Raw records
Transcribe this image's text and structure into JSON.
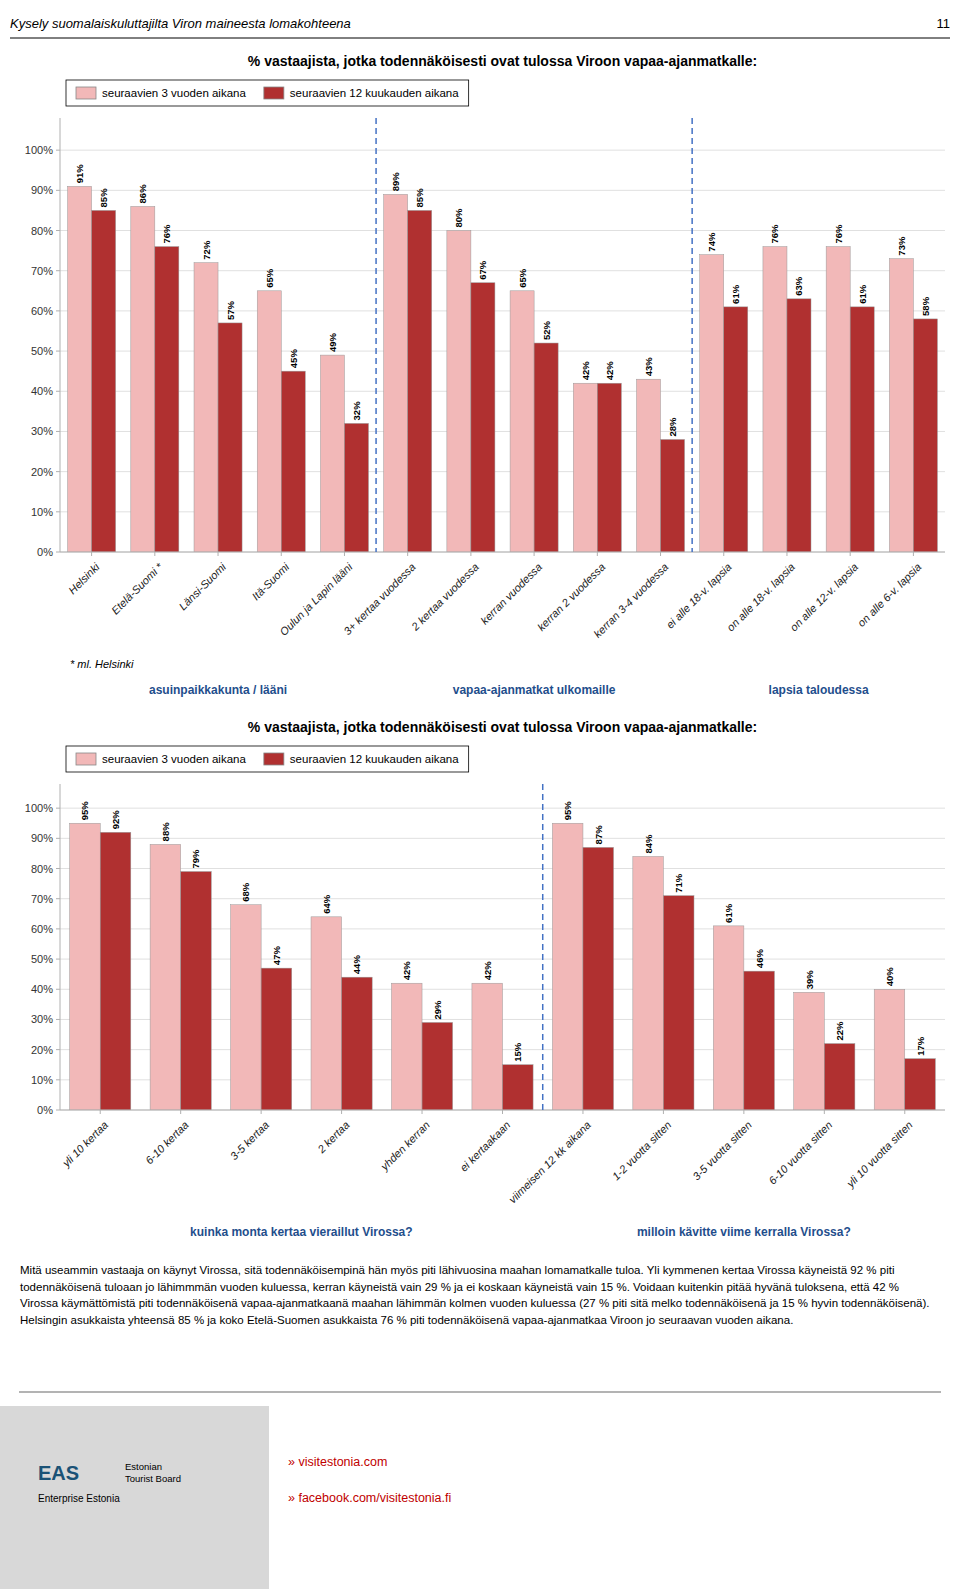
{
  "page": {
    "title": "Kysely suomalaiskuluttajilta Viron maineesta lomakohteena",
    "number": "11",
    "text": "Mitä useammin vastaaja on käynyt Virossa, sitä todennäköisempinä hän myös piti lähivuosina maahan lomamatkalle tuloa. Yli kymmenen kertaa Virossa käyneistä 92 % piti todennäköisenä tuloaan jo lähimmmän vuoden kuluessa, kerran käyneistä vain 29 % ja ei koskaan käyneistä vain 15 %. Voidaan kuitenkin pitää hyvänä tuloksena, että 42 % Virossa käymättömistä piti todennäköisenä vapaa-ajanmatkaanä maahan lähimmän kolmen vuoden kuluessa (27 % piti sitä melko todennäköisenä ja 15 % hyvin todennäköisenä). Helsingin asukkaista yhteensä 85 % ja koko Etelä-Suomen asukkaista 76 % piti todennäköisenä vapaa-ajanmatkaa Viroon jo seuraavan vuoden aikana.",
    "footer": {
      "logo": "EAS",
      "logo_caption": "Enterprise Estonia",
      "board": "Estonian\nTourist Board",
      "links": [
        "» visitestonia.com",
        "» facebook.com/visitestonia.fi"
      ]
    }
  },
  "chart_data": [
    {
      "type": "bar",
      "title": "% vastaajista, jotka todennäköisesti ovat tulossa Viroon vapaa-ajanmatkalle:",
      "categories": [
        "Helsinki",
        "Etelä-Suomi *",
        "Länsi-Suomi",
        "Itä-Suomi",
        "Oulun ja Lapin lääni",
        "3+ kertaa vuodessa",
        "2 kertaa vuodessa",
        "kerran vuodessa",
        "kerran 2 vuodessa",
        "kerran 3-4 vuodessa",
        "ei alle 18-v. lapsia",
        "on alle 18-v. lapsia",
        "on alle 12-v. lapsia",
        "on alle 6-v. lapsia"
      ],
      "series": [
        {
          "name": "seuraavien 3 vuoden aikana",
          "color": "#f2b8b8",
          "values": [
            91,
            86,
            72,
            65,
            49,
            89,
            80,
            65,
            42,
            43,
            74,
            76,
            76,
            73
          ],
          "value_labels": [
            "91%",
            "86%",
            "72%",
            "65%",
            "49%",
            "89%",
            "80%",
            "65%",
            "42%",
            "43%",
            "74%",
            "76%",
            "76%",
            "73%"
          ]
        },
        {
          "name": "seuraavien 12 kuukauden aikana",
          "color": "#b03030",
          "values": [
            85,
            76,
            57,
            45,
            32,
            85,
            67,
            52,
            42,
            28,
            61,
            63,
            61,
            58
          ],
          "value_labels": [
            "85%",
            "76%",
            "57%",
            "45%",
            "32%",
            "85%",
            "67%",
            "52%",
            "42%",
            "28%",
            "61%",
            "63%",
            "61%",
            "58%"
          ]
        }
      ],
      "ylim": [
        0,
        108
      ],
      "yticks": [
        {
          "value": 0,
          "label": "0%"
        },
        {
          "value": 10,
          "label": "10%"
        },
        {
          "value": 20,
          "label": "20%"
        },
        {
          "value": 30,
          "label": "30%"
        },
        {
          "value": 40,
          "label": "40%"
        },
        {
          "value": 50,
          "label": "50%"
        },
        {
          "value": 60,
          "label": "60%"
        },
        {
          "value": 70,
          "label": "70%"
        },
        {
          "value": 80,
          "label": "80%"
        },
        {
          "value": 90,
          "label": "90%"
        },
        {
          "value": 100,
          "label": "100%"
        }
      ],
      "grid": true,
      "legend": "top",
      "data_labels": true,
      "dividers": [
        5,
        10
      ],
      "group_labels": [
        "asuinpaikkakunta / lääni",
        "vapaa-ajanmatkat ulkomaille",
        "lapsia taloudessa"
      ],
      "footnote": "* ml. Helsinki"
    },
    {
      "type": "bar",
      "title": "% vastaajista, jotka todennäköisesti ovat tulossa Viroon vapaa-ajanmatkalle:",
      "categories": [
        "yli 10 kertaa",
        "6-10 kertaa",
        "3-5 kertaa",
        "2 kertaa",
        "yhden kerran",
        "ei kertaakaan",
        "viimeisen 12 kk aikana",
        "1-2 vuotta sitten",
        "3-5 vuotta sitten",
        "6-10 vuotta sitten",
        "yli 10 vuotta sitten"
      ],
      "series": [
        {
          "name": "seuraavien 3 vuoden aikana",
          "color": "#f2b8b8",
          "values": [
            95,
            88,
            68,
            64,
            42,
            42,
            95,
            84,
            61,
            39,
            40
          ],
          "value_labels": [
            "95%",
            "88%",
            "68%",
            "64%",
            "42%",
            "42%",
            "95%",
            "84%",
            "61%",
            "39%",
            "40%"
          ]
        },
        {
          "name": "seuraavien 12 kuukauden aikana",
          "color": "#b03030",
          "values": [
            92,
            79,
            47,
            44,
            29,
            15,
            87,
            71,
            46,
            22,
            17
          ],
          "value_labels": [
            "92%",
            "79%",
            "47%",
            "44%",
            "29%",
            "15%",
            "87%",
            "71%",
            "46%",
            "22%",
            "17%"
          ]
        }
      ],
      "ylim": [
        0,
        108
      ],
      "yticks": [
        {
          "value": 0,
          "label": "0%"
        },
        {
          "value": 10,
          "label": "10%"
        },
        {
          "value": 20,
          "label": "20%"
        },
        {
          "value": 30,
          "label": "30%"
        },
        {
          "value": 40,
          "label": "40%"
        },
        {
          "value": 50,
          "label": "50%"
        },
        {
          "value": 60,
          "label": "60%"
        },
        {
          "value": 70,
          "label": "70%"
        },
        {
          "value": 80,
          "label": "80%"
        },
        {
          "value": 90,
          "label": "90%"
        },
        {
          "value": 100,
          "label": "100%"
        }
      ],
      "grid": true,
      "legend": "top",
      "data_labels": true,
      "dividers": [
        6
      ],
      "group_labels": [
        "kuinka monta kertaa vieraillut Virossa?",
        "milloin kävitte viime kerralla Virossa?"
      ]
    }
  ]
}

---

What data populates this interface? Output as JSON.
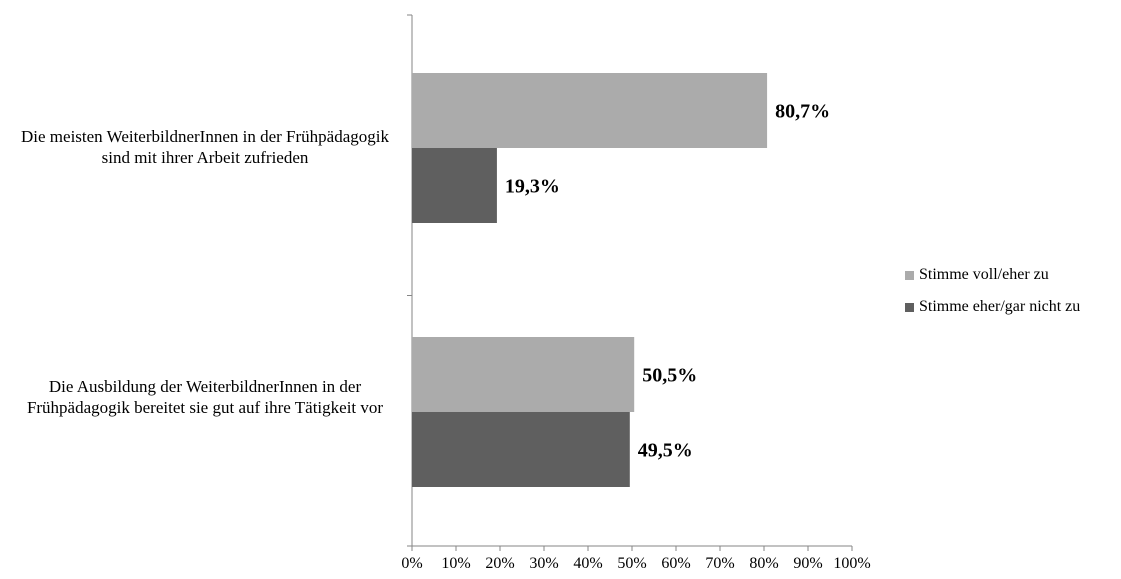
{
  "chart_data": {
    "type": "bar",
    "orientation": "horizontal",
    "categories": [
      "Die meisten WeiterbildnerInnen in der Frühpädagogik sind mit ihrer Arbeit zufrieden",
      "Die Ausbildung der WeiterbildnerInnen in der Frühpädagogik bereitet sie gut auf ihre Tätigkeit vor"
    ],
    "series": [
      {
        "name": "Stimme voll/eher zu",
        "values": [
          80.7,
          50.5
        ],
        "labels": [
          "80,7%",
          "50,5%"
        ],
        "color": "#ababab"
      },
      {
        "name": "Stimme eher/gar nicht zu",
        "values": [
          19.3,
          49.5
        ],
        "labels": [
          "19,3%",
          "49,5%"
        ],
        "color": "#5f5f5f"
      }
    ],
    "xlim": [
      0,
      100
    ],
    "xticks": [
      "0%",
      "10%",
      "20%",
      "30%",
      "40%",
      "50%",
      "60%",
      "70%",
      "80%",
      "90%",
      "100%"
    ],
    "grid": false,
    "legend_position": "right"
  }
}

* * *

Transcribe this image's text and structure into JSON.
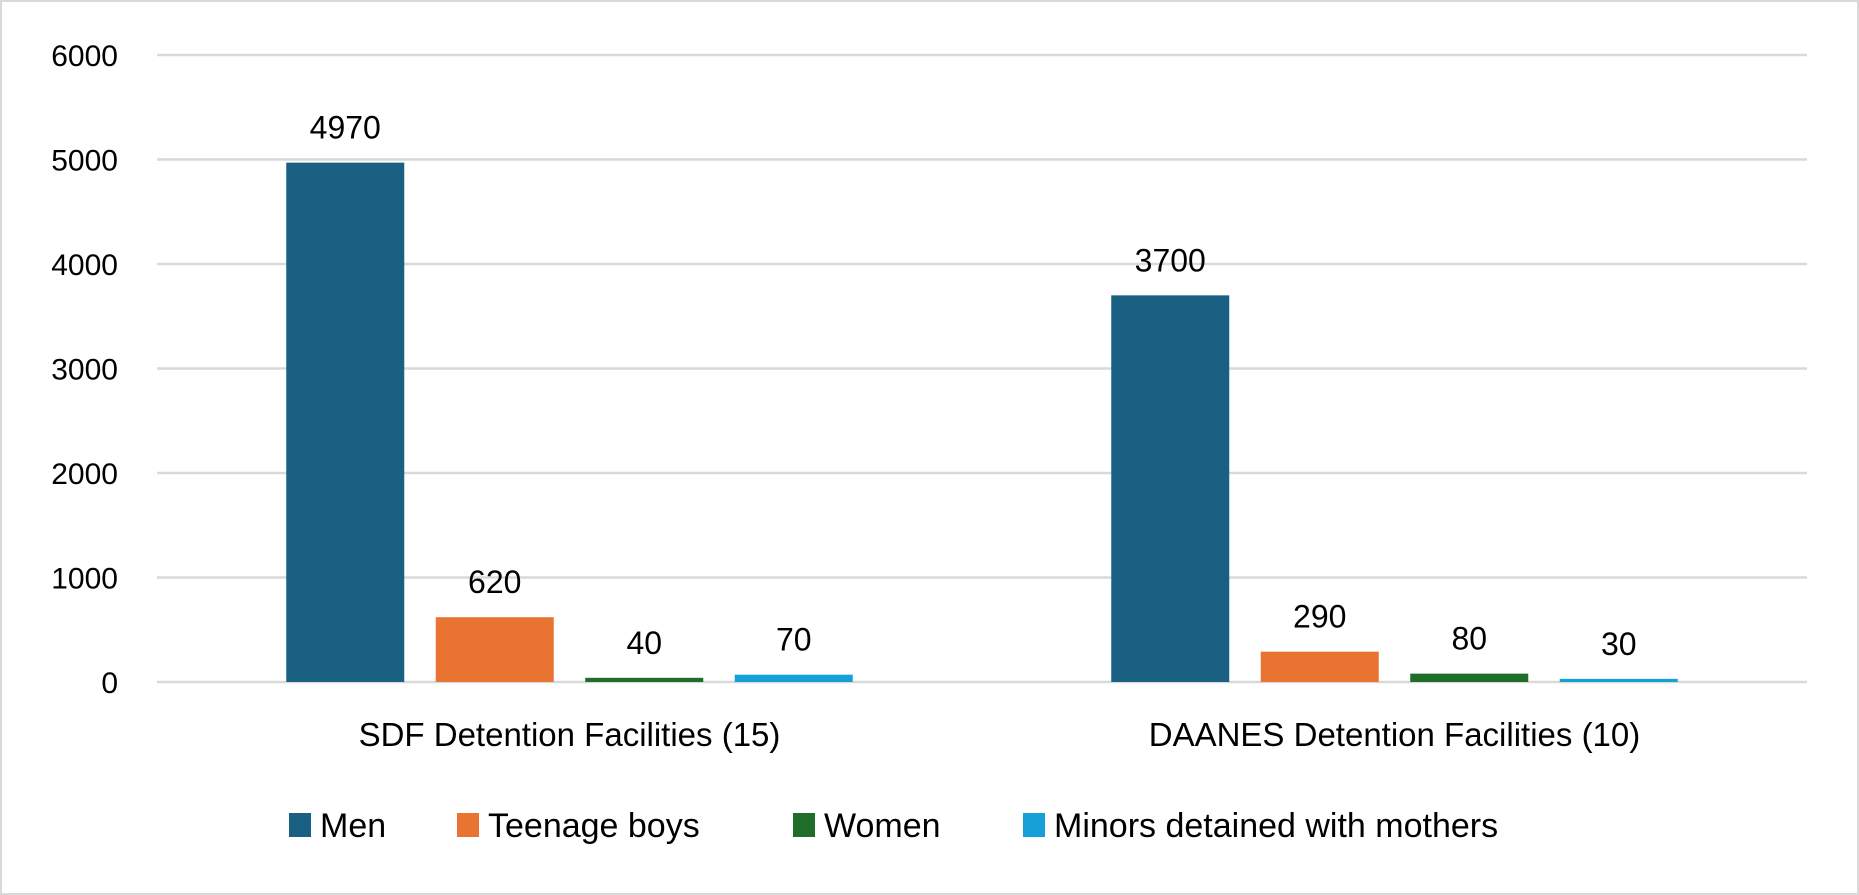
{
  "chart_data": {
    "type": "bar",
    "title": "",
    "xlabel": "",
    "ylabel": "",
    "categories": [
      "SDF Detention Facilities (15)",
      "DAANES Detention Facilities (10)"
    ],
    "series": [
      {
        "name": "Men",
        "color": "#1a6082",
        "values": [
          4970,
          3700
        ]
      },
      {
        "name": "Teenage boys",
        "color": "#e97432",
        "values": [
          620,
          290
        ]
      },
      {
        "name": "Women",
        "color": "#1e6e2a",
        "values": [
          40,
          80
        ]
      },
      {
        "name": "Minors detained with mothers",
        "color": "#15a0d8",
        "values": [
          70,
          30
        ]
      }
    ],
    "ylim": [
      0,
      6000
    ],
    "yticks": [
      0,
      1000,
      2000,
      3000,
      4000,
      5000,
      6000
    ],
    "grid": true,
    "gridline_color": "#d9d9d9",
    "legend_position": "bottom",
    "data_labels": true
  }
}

**Objective**
From the data above, copy each line where the string "eher" appears.

**Reply**
        "name": "Stimme voll/eher zu",
        "name": "Stimme eher/gar nicht zu",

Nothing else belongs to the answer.